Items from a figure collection
★ ★ ★ ★ ★ ★ ★
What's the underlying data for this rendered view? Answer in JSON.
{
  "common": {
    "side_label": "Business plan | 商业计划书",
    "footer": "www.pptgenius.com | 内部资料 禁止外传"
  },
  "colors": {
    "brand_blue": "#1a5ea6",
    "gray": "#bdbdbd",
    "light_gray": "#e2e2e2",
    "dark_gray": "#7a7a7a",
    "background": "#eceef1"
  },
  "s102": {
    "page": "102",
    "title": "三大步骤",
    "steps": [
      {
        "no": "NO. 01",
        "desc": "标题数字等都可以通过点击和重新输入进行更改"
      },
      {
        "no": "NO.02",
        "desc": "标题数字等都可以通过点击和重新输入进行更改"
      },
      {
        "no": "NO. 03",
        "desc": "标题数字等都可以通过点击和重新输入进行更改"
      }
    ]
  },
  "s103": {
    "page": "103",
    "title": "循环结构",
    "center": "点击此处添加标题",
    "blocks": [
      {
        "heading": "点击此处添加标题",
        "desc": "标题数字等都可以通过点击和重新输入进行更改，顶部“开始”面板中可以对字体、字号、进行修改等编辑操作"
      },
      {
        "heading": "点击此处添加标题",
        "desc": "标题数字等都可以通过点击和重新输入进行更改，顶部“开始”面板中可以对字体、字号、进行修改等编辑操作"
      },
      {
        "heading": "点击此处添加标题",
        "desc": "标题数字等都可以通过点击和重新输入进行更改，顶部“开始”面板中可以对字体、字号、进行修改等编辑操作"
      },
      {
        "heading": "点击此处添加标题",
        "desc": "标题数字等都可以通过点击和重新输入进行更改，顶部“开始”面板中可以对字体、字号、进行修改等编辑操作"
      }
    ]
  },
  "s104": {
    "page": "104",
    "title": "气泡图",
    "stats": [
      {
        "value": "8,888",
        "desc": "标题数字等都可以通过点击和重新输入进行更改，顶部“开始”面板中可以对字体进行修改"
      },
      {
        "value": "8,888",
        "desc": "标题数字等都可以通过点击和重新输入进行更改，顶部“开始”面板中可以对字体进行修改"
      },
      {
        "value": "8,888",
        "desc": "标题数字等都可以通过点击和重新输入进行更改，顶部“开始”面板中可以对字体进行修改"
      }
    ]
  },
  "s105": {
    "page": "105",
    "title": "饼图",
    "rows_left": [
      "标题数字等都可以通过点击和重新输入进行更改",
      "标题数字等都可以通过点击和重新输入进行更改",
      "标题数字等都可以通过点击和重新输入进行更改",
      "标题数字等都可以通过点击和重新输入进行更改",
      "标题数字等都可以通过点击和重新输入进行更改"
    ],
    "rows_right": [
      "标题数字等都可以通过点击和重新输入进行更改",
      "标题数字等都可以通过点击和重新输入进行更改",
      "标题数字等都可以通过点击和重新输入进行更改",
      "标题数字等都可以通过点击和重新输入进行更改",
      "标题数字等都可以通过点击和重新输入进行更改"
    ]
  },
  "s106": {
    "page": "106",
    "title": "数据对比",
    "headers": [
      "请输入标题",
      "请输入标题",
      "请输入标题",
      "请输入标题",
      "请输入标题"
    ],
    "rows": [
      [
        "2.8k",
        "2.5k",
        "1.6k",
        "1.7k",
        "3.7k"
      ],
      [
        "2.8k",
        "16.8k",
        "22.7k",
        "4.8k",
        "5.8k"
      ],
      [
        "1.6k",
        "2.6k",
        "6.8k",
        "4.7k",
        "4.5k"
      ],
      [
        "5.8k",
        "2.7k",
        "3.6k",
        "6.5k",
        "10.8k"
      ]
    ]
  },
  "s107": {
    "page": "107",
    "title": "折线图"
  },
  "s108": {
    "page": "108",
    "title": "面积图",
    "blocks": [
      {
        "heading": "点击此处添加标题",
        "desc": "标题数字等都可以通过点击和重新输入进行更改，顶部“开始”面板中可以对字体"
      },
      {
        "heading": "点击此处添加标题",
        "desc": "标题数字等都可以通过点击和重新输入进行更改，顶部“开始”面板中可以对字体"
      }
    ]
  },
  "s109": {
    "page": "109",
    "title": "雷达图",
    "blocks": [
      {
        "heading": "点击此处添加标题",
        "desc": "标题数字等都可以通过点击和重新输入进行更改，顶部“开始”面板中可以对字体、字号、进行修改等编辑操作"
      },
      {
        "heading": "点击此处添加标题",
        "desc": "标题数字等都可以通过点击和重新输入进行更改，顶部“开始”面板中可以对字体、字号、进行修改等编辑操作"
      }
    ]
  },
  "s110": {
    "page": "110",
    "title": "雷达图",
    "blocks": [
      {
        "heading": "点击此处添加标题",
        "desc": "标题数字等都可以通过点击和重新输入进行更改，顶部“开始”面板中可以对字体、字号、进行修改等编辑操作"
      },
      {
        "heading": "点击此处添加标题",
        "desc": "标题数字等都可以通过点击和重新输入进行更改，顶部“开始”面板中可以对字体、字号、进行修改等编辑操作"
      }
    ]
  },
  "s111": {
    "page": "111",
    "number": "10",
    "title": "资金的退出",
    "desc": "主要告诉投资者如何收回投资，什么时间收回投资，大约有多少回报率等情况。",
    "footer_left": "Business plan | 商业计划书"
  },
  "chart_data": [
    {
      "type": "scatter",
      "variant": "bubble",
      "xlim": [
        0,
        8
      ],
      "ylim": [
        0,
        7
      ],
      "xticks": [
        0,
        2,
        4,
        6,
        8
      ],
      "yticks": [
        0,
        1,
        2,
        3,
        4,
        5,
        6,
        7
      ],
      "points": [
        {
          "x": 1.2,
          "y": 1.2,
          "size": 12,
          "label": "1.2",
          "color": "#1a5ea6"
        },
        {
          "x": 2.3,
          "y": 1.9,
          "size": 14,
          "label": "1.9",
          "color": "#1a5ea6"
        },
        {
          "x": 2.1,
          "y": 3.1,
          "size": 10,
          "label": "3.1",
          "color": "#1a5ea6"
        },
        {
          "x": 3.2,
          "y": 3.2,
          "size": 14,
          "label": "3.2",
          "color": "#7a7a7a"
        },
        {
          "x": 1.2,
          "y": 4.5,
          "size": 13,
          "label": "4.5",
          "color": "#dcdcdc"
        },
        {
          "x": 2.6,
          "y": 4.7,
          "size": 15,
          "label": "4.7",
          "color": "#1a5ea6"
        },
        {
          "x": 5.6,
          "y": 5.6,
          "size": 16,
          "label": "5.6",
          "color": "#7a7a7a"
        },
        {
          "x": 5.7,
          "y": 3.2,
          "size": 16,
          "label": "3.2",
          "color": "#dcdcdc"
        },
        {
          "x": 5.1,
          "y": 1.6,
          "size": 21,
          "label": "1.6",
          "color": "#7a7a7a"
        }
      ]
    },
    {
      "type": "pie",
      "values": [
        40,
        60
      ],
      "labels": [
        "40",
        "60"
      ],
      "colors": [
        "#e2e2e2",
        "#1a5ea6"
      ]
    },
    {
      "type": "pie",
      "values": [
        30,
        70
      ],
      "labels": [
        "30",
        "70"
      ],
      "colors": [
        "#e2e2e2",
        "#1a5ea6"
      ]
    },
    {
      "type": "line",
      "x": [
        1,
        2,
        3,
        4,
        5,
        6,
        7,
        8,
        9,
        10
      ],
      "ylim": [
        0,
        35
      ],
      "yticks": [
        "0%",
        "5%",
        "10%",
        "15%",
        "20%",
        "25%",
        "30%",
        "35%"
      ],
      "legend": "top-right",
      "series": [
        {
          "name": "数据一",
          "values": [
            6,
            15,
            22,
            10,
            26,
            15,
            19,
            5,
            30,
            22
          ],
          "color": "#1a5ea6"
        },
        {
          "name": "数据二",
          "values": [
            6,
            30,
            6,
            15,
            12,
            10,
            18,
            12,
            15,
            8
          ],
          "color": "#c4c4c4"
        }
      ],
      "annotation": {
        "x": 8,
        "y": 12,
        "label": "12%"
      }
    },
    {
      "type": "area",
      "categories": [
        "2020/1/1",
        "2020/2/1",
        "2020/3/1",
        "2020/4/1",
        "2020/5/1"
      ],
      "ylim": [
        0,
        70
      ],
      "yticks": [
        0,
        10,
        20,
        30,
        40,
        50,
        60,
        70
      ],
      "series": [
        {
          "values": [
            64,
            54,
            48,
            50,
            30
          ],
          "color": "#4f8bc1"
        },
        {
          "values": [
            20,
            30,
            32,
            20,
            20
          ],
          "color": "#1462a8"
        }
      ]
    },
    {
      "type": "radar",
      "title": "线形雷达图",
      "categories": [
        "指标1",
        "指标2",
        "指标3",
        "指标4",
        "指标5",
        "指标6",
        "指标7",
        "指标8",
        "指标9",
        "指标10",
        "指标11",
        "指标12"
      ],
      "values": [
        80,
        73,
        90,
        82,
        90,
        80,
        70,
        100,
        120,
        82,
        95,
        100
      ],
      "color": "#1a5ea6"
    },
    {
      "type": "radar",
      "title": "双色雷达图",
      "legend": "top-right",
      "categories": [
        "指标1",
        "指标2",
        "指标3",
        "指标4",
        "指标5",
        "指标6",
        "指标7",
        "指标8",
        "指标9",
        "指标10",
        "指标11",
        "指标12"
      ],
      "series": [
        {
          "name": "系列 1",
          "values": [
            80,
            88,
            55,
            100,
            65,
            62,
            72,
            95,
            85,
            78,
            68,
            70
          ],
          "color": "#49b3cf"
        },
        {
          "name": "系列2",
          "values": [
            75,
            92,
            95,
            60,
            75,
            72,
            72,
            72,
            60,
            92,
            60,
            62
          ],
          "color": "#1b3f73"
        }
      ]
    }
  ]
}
★ ★ ★ ★ ★ ★ ★
■ PROBLEM REQUIREMENTS ■
Read through the lines above and collect those that contain the string "Business".

■ FINISHED ANSWER ■
    "side_label": "Business plan | 商业计划书",
    "footer_left": "Business plan | 商业计划书"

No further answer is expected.